Reproduce each line from the records that holds "frac".
>> START RECORDS PROVIDED
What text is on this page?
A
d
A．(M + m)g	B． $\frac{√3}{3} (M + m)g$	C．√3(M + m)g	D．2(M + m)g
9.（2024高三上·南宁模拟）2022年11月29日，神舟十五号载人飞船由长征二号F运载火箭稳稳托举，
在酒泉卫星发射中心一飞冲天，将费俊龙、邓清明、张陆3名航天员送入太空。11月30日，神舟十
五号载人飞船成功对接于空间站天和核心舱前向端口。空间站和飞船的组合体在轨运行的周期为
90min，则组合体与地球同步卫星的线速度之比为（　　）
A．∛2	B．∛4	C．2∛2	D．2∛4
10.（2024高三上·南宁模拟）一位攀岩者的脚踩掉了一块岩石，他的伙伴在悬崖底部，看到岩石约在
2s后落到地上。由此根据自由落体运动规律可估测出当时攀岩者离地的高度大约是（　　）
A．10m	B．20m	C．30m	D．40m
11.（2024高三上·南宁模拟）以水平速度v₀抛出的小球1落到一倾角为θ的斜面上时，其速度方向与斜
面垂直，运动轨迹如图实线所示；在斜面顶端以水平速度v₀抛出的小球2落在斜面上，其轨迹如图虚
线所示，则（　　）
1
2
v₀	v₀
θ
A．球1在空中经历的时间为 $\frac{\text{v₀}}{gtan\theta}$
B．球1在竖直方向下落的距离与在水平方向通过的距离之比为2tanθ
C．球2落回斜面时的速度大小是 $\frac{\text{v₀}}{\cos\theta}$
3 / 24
>> END RECORDS PROVIDED
ANSWER TO THE TASK –
A．(M + m)g	B． $\frac{√3}{3} (M + m)g$	C．√3(M + m)g	D．2(M + m)g
A．球1在空中经历的时间为 $\frac{\text{v₀}}{gtan\theta}$
C．球2落回斜面时的速度大小是 $\frac{\text{v₀}}{\cos\theta}$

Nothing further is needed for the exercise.